Metamath Proof Explorer

Theorem clatlubcl2

Description: Any subset of the base set has an LUB in a complete lattice. (Contributed by NM, 13-Sep-2018)

Ref Expression
Hypotheses clatlubcl.b 
|- B = ( Base ` K )
clatlubcl.u 
|- U = ( lub ` K )
Assertion clatlubcl2 
|- ( ( K e. CLat /\ S C_ B ) -> S e. dom U )

Proof

Step Hyp Ref Expression
1 clatlubcl.b 
 |-  B = ( Base ` K )
2 clatlubcl.u 
 |-  U = ( lub ` K )
3 1 fvexi 
 |-  B e. _V
4 3 elpw2 
 |-  ( S e. ~P B <-> S C_ B )

Given exercise 1:
Copy the clatlubcl2 page from "Description: Any subset" up to and including "S e. dom U )", substituting "bounded lattice" for "complete lattice".
Given exercise 2:
On the clatlubcl2 page, who contributed the theorem, and on what date?
Rely only on the clatlubcl2 page above for the answers.

Collected data:
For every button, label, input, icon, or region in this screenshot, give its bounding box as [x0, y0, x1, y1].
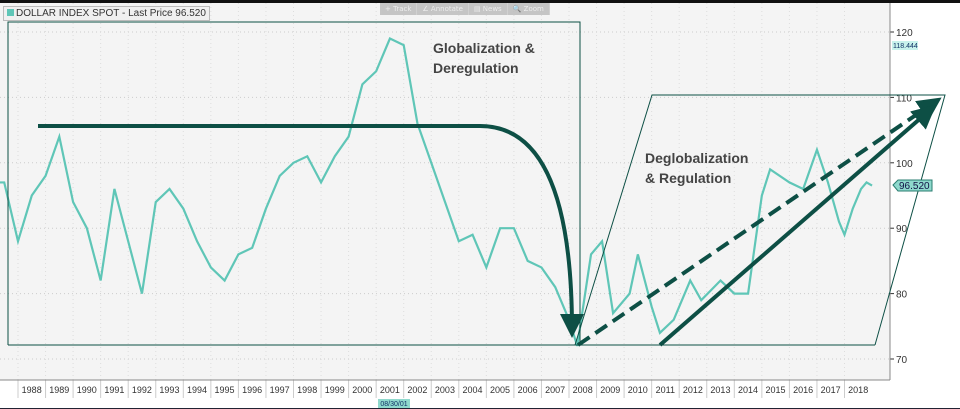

Written solution 1:
Description: Any subset of the base set has an LUB in a bounded lattice. (Contributed by NM, 13-Sep-2018)

Ref Expression
Hypotheses clatlubcl.b 
|- B = ( Base ` K )
clatlubcl.u 
|- U = ( lub ` K )
Assertion clatlubcl2 
|- ( ( K e. CLat /\ S C_ B ) -> S e. dom U )

Written solution 2:
NM contributed it on 13-Sep-2018.